§ SHORT EXERCISE
Set down each entry exactly as given; pictures should not appear in the copy.

§

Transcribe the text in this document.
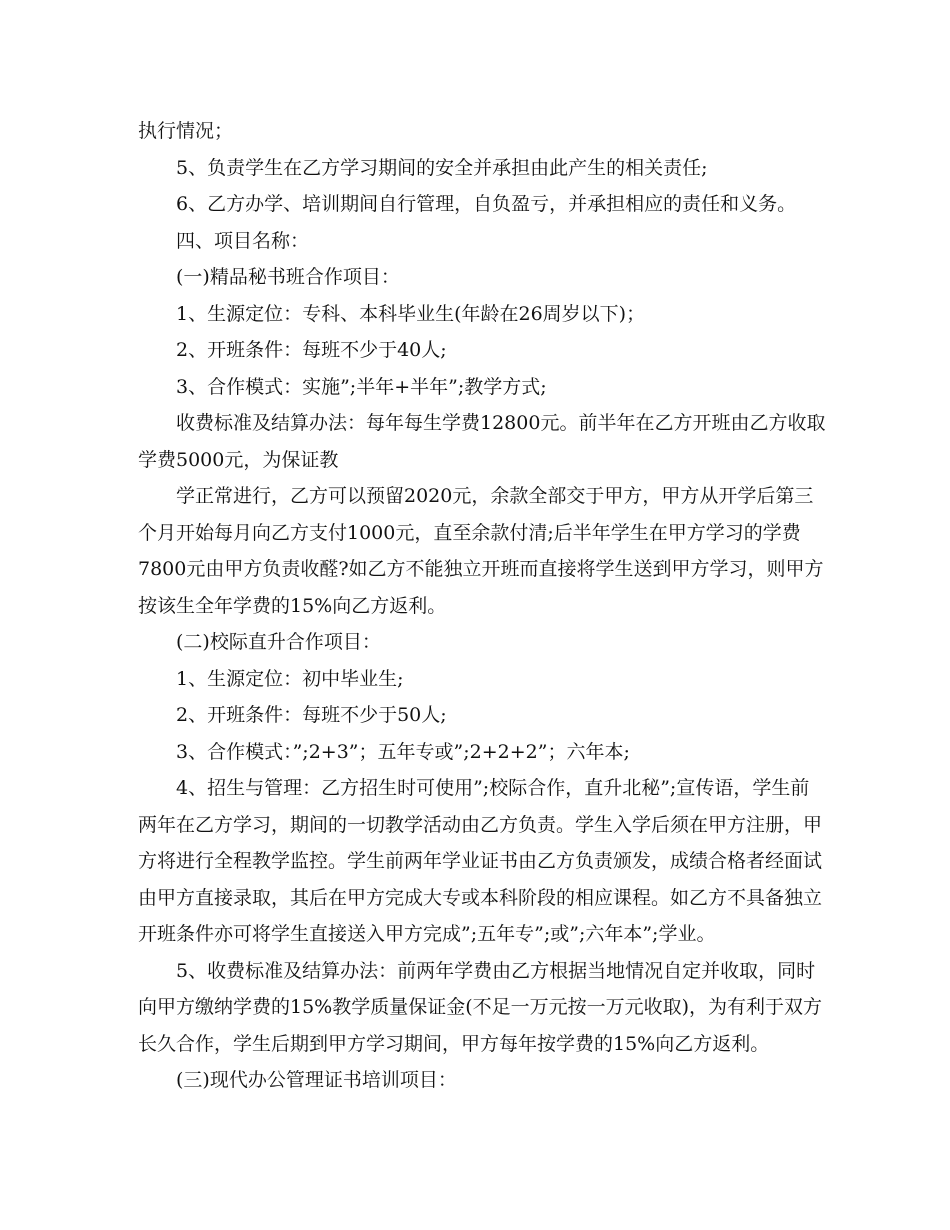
执行情况；

5、负责学生在乙方学习期间的安全并承担由此产生的相关责任;

6、乙方办学、培训期间自行管理，自负盈亏，并承担相应的责任和义务。

四、项目名称：

(一)精品秘书班合作项目：

1、生源定位：专科、本科毕业生(年龄在26周岁以下)；

2、开班条件：每班不少于40人;

3、合作模式：实施”;半年+半年”;教学方式;

收费标准及结算办法：每年每生学费12800元。前半年在乙方开班由乙方收取

学费5000元，为保证教

学正常进行，乙方可以预留2020元，余款全部交于甲方，甲方从开学后第三

个月开始每月向乙方支付1000元，直至余款付清;后半年学生在甲方学习的学费

7800元由甲方负责收醛?如乙方不能独立开班而直接将学生送到甲方学习，则甲方

按该生全年学费的15%向乙方返利。

(二)校际直升合作项目：

1、生源定位：初中毕业生;

2、开班条件：每班不少于50人;

3、合作模式：”;2+3”；五年专或”;2+2+2”；六年本;

4、招生与管理：乙方招生时可使用”;校际合作，直升北秘”;宣传语，学生前

两年在乙方学习，期间的一切教学活动由乙方负责。学生入学后须在甲方注册，甲

方将进行全程教学监控。学生前两年学业证书由乙方负责颁发，成绩合格者经面试

由甲方直接录取，其后在甲方完成大专或本科阶段的相应课程。如乙方不具备独立

开班条件亦可将学生直接送入甲方完成”;五年专”;或”;六年本”;学业。

5、收费标准及结算办法：前两年学费由乙方根据当地情况自定并收取，同时

向甲方缴纳学费的15%教学质量保证金(不足一万元按一万元收取)，为有利于双方

长久合作，学生后期到甲方学习期间，甲方每年按学费的15%向乙方返利。

(三)现代办公管理证书培训项目：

§

§ WRITTEN RESPONSE
Transcribe the text in this document.
执行情况；

5、负责学生在乙方学习期间的安全并承担由此产生的相关责任;

6、乙方办学、培训期间自行管理，自负盈亏，并承担相应的责任和义务。

四、项目名称：

(一)精品秘书班合作项目：

1、生源定位：专科、本科毕业生(年龄在26周岁以下)；

2、开班条件：每班不少于40人;

3、合作模式：实施”;半年+半年”;教学方式;

收费标准及结算办法：每年每生学费12800元。前半年在乙方开班由乙方收取

学费5000元，为保证教

学正常进行，乙方可以预留2020元，余款全部交于甲方，甲方从开学后第三

个月开始每月向乙方支付1000元，直至余款付清;后半年学生在甲方学习的学费

7800元由甲方负责收醛?如乙方不能独立开班而直接将学生送到甲方学习，则甲方

按该生全年学费的15%向乙方返利。

(二)校际直升合作项目：

1、生源定位：初中毕业生;

2、开班条件：每班不少于50人;

3、合作模式：”;2+3”；五年专或”;2+2+2”；六年本;

4、招生与管理：乙方招生时可使用”;校际合作，直升北秘”;宣传语，学生前

两年在乙方学习，期间的一切教学活动由乙方负责。学生入学后须在甲方注册，甲

方将进行全程教学监控。学生前两年学业证书由乙方负责颁发，成绩合格者经面试

由甲方直接录取，其后在甲方完成大专或本科阶段的相应课程。如乙方不具备独立

开班条件亦可将学生直接送入甲方完成”;五年专”;或”;六年本”;学业。

5、收费标准及结算办法：前两年学费由乙方根据当地情况自定并收取，同时

向甲方缴纳学费的15%教学质量保证金(不足一万元按一万元收取)，为有利于双方

长久合作，学生后期到甲方学习期间，甲方每年按学费的15%向乙方返利。

(三)现代办公管理证书培训项目：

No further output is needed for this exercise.